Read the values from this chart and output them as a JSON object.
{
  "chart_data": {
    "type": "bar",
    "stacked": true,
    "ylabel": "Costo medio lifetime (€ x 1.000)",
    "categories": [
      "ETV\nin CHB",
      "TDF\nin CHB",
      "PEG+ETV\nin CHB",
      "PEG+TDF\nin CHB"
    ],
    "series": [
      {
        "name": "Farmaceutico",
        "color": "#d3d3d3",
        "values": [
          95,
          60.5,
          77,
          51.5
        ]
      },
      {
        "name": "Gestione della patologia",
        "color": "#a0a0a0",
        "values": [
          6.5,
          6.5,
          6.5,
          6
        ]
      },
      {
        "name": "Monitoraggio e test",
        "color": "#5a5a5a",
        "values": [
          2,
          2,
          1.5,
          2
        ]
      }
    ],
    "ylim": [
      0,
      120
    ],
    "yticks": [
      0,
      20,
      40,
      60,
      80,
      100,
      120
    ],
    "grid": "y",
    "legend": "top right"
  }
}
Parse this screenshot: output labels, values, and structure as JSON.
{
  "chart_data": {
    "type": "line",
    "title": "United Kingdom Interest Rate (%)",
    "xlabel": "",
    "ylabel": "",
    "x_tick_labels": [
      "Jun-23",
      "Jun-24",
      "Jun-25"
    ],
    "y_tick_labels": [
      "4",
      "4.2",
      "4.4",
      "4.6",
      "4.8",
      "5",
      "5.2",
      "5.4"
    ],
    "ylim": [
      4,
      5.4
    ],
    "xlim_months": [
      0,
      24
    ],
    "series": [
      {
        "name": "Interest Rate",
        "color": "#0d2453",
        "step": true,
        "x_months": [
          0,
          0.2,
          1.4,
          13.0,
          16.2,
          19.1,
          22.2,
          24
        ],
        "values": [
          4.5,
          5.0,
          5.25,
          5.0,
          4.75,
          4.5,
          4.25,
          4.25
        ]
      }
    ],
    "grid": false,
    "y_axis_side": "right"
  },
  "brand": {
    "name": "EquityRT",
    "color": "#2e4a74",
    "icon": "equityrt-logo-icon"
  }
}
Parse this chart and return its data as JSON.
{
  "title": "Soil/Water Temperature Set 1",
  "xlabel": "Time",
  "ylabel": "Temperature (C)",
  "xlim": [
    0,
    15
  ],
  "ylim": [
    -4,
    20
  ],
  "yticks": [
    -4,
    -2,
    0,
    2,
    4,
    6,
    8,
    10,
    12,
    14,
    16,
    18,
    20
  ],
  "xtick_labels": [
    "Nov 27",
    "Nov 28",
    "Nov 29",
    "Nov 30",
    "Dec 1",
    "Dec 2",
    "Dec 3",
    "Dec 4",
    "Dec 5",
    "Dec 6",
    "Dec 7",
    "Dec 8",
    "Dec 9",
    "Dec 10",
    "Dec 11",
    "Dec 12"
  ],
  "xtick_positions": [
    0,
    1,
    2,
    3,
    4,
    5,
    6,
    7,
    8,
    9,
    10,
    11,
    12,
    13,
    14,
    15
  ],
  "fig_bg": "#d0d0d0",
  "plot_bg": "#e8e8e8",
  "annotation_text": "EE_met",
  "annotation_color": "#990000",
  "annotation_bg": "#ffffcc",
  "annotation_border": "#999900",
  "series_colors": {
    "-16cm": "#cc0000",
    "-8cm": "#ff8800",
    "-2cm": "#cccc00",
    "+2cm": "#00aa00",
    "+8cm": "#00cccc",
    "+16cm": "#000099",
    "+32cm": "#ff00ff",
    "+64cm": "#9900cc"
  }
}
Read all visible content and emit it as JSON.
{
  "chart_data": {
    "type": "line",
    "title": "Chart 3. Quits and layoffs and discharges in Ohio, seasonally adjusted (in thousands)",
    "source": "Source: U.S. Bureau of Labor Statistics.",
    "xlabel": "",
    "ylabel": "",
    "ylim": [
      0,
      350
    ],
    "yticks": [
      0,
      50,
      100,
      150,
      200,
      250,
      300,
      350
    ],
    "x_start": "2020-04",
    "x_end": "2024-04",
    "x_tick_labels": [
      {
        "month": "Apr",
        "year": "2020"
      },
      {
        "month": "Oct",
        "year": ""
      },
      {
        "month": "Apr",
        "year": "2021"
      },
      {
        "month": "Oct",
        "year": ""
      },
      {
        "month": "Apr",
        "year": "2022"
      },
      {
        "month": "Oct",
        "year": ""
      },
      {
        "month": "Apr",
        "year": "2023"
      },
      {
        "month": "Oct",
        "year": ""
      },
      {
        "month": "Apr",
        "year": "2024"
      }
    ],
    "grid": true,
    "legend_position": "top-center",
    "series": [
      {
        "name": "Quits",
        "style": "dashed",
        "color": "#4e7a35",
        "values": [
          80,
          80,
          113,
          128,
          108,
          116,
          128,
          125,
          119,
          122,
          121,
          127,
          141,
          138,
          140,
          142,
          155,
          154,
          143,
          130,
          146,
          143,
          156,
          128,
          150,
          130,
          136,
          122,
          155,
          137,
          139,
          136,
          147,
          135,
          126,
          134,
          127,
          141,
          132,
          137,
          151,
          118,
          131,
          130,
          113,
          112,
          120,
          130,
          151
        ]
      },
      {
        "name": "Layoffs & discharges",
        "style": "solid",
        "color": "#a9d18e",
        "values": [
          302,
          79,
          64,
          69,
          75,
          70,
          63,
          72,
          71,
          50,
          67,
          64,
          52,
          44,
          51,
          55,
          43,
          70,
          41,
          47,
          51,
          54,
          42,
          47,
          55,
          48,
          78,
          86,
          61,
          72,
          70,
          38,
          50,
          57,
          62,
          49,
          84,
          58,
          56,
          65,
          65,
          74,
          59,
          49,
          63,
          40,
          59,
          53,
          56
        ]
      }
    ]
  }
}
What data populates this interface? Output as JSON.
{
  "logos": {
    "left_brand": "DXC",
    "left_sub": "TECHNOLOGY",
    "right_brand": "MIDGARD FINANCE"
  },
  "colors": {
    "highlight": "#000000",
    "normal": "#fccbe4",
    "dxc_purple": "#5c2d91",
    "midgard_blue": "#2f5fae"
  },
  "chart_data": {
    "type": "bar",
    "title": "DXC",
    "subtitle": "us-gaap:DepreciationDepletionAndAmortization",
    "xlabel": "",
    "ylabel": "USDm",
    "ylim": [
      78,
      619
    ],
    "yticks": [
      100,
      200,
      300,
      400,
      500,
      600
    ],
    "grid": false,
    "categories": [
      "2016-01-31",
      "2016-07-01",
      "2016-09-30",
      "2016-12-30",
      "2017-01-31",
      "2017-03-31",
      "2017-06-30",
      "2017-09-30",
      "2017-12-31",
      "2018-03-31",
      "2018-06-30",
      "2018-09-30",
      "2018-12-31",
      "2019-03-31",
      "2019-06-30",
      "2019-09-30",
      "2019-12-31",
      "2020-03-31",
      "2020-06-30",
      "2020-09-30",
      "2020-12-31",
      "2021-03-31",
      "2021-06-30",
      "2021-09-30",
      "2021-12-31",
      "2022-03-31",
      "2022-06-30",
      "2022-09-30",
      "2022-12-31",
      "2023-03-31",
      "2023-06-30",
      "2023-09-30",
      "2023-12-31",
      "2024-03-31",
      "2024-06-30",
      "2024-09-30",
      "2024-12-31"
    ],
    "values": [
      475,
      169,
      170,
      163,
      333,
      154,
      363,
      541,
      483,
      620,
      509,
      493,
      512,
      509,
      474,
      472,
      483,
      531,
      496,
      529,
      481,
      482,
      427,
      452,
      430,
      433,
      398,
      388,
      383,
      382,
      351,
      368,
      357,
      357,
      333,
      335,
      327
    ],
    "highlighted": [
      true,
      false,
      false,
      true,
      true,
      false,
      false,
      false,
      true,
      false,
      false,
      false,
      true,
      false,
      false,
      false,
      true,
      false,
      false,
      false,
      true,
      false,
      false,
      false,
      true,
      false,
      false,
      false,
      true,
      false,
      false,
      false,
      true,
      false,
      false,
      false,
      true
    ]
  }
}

######

Your objective: Check each line above for the string "Rate" and show the ones that have it.

Answer to this exercise:
    "title": "United Kingdom Interest Rate (%)",
        "name": "Interest Rate",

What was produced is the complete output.